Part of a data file
────────────────

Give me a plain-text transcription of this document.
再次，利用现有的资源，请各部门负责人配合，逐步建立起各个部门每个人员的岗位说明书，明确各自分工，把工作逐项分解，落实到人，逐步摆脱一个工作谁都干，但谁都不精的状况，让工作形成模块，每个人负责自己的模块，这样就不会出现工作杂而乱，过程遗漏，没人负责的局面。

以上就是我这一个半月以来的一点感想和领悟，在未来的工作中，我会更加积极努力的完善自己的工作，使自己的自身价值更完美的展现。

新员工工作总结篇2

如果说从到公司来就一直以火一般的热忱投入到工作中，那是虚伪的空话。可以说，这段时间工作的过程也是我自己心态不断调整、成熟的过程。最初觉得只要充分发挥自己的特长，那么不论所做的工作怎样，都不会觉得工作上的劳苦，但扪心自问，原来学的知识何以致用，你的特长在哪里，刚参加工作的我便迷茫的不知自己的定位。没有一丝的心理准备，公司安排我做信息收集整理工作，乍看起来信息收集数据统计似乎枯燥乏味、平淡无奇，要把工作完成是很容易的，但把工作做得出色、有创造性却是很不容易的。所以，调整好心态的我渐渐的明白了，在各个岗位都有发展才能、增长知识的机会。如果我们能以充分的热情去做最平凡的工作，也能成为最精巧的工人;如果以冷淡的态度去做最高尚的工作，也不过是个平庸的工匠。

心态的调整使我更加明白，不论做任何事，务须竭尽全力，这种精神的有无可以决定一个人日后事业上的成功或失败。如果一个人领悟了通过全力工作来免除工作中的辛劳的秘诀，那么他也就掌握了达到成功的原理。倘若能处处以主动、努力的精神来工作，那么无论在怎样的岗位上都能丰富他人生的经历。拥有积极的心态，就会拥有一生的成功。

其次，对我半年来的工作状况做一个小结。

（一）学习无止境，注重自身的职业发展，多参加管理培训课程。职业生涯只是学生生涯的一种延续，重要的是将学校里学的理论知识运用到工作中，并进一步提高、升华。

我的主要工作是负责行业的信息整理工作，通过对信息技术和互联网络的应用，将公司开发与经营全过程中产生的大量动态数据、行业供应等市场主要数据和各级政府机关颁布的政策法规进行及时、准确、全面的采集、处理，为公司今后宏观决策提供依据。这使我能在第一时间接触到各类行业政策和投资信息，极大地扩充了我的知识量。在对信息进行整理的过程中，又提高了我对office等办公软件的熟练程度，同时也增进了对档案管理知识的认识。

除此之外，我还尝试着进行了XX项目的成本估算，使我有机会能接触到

────────────────

Exact copies of all the records are required.

**WRITTEN REPLY**:
Give me a plain-text transcription of this document.
再次，利用现有的资源，请各部门负责人配合，逐步建立起各个部门每个人员的岗位说明书，明确各自分工，把工作逐项分解，落实到人，逐步摆脱一个工作谁都干，但谁都不精的状况，让工作形成模块，每个人负责自己的模块，这样就不会出现工作杂而乱，过程遗漏，没人负责的局面。

以上就是我这一个半月以来的一点感想和领悟，在未来的工作中，我会更加积极努力的完善自己的工作，使自己的自身价值更完美的展现。

新员工工作总结篇2

如果说从到公司来就一直以火一般的热忱投入到工作中，那是虚伪的空话。可以说，这段时间工作的过程也是我自己心态不断调整、成熟的过程。最初觉得只要充分发挥自己的特长，那么不论所做的工作怎样，都不会觉得工作上的劳苦，但扪心自问，原来学的知识何以致用，你的特长在哪里，刚参加工作的我便迷茫的不知自己的定位。没有一丝的心理准备，公司安排我做信息收集整理工作，乍看起来信息收集数据统计似乎枯燥乏味、平淡无奇，要把工作完成是很容易的，但把工作做得出色、有创造性却是很不容易的。所以，调整好心态的我渐渐的明白了，在各个岗位都有发展才能、增长知识的机会。如果我们能以充分的热情去做最平凡的工作，也能成为最精巧的工人;如果以冷淡的态度去做最高尚的工作，也不过是个平庸的工匠。

心态的调整使我更加明白，不论做任何事，务须竭尽全力，这种精神的有无可以决定一个人日后事业上的成功或失败。如果一个人领悟了通过全力工作来免除工作中的辛劳的秘诀，那么他也就掌握了达到成功的原理。倘若能处处以主动、努力的精神来工作，那么无论在怎样的岗位上都能丰富他人生的经历。拥有积极的心态，就会拥有一生的成功。

其次，对我半年来的工作状况做一个小结。

（一）学习无止境，注重自身的职业发展，多参加管理培训课程。职业生涯只是学生生涯的一种延续，重要的是将学校里学的理论知识运用到工作中，并进一步提高、升华。

我的主要工作是负责行业的信息整理工作，通过对信息技术和互联网络的应用，将公司开发与经营全过程中产生的大量动态数据、行业供应等市场主要数据和各级政府机关颁布的政策法规进行及时、准确、全面的采集、处理，为公司今后宏观决策提供依据。这使我能在第一时间接触到各类行业政策和投资信息，极大地扩充了我的知识量。在对信息进行整理的过程中，又提高了我对office等办公软件的熟练程度，同时也增进了对档案管理知识的认识。

除此之外，我还尝试着进行了XX项目的成本估算，使我有机会能接触到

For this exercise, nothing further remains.